Identify all lines in the listing that include the word "country", and copy them out.

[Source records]
********************

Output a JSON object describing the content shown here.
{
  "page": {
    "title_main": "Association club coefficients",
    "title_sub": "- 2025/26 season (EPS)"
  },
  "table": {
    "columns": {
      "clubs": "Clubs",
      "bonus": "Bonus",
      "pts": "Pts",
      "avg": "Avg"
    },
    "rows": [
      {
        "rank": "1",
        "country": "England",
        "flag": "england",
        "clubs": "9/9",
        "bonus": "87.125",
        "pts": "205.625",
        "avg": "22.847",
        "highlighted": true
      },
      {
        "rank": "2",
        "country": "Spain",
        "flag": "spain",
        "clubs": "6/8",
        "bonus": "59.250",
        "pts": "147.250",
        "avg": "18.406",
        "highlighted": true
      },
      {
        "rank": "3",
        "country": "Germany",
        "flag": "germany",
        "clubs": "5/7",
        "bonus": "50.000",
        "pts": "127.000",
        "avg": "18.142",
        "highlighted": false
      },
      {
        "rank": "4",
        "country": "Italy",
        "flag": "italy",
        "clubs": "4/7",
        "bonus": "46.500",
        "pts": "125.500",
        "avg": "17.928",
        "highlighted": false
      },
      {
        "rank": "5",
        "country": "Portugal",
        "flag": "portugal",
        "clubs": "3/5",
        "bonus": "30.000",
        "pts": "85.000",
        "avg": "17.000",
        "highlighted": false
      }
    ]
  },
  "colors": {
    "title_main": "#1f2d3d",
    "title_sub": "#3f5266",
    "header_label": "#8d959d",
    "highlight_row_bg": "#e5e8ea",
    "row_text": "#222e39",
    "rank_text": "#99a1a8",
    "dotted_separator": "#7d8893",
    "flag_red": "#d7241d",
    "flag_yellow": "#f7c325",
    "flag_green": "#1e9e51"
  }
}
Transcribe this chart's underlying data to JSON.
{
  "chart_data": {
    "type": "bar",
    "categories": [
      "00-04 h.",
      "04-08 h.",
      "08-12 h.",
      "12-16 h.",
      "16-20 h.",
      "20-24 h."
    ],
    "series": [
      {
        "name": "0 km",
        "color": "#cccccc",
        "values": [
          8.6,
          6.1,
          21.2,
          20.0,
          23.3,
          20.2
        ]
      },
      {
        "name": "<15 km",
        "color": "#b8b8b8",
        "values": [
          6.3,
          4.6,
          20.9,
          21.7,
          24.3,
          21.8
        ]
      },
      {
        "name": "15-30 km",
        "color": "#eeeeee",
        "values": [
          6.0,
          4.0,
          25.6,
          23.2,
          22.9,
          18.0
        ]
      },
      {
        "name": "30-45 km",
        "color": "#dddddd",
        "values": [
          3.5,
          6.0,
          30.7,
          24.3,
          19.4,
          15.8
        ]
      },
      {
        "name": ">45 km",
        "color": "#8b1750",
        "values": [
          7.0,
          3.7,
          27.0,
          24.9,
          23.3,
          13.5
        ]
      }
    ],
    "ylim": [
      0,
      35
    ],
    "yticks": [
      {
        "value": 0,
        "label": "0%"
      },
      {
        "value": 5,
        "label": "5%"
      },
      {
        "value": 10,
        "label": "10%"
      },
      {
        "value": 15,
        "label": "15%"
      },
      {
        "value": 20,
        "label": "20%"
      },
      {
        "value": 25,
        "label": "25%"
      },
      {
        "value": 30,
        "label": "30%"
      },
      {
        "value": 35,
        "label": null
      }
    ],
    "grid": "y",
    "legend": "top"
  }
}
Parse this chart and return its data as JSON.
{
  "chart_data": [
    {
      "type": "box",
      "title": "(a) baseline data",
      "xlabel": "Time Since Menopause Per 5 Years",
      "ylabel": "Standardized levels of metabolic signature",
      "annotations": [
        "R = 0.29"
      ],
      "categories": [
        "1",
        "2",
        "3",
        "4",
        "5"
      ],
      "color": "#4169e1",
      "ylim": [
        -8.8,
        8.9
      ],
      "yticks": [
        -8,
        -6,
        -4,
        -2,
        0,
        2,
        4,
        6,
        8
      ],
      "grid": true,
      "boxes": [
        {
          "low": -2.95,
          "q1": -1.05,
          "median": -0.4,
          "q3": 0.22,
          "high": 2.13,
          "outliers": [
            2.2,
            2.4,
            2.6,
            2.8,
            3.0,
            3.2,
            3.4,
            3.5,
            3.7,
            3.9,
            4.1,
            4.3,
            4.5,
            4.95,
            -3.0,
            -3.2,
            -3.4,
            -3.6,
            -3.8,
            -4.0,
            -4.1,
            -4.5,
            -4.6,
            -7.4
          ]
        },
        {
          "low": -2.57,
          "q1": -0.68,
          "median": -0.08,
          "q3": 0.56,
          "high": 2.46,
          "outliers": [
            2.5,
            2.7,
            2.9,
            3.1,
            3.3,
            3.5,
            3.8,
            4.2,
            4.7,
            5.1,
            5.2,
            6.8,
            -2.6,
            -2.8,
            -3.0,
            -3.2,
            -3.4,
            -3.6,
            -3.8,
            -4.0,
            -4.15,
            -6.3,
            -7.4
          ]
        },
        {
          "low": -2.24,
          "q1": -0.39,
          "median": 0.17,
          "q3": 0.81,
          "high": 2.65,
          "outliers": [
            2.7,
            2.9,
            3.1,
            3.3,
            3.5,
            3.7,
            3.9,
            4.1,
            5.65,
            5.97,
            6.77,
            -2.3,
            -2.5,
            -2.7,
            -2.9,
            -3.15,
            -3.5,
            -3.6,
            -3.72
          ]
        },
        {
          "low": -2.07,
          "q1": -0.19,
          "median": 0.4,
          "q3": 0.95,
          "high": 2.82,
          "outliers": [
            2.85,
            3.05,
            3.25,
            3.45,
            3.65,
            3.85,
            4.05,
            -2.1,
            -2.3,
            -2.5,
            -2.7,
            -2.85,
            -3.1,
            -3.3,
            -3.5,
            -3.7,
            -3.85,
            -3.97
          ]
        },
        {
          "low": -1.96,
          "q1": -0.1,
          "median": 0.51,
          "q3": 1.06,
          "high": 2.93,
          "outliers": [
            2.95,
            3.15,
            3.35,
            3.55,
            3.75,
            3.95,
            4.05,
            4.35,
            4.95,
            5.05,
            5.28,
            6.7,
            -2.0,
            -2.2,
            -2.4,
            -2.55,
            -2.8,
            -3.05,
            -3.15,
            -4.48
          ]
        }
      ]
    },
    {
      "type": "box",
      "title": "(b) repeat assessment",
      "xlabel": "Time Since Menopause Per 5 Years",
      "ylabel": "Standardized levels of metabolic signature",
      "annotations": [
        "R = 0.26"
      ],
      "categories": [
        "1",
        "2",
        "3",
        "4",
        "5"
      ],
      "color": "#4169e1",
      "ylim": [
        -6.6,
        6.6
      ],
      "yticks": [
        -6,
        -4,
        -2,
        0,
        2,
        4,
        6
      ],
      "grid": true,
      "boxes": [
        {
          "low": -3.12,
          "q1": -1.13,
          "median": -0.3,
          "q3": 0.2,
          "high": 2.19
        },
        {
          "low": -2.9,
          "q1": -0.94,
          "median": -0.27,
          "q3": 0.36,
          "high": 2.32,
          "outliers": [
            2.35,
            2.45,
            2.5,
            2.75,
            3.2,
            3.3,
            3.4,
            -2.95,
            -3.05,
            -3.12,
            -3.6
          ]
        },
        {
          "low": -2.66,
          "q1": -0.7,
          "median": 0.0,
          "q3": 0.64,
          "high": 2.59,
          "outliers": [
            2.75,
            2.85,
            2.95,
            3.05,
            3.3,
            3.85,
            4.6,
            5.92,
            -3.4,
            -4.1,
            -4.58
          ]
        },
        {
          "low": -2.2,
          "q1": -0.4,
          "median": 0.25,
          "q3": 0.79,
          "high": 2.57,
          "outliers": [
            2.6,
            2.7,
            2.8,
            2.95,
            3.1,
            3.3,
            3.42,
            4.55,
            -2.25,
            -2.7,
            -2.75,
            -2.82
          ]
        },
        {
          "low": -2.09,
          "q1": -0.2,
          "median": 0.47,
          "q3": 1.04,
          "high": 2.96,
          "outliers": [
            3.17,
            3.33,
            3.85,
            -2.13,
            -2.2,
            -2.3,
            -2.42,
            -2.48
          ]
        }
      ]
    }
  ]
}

********************

Exercise solution:
        "country": "England",
        "country": "Spain",
        "country": "Germany",
        "country": "Italy",
        "country": "Portugal",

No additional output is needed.